*PROVIDED DATA*
^^^^^^^^

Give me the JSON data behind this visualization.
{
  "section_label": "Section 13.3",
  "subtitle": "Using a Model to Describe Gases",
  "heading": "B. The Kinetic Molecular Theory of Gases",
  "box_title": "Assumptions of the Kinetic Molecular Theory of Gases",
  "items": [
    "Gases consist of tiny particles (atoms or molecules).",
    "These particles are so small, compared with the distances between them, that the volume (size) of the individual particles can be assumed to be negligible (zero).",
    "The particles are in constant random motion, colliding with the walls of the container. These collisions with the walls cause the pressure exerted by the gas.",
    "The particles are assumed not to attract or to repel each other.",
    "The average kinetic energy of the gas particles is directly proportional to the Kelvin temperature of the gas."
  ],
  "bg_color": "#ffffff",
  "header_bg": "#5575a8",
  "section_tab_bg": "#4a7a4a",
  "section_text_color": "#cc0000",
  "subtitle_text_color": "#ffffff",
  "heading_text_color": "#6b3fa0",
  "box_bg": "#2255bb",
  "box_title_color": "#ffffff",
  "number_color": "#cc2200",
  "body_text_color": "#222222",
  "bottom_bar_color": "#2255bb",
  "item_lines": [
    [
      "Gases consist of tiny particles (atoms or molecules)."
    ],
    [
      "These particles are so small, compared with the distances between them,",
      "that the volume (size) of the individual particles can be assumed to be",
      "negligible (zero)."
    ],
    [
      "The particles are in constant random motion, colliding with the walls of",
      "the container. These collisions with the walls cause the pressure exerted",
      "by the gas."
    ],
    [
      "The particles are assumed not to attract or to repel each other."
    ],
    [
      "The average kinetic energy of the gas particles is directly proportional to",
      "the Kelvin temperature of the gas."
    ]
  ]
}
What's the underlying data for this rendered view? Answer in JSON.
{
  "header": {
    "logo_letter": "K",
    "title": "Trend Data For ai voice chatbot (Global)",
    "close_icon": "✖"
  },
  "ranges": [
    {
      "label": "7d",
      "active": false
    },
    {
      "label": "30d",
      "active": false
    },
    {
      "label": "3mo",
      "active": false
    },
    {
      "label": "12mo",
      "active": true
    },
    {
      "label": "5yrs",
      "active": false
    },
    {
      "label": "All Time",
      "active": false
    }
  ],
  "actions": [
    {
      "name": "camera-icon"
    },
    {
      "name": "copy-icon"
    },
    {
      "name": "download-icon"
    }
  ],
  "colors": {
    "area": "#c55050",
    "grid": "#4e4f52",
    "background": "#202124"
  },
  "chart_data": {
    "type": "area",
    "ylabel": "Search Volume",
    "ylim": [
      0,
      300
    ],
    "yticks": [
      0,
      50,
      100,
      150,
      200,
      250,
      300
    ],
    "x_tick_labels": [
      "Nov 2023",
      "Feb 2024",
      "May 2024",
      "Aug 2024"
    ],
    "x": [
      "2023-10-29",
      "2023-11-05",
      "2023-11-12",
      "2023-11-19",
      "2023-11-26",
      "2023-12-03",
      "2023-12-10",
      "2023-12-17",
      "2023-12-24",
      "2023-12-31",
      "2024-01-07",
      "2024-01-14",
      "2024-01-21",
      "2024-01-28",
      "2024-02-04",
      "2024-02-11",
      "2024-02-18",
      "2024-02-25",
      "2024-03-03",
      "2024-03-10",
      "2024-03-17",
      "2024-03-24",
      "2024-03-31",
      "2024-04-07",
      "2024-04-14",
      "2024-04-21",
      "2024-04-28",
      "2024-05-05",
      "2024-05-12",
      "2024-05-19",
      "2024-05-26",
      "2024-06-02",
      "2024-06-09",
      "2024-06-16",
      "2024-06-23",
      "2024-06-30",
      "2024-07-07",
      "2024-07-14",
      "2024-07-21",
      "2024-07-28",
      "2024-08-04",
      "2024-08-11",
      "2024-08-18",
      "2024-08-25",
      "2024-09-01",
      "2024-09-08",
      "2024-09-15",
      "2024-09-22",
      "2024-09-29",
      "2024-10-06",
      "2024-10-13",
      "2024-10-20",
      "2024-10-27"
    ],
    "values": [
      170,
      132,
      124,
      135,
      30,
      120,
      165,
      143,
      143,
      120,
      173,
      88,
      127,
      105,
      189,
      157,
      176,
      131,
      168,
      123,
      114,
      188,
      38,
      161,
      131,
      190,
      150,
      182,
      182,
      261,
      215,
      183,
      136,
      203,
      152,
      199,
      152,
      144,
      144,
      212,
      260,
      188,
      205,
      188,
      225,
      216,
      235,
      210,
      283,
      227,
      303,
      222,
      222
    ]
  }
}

^^^^^^^^

*THE REQUEST*
Work through the records line by line and tally those with the word "average". Report only the total.

*FULL SOLUTION*
2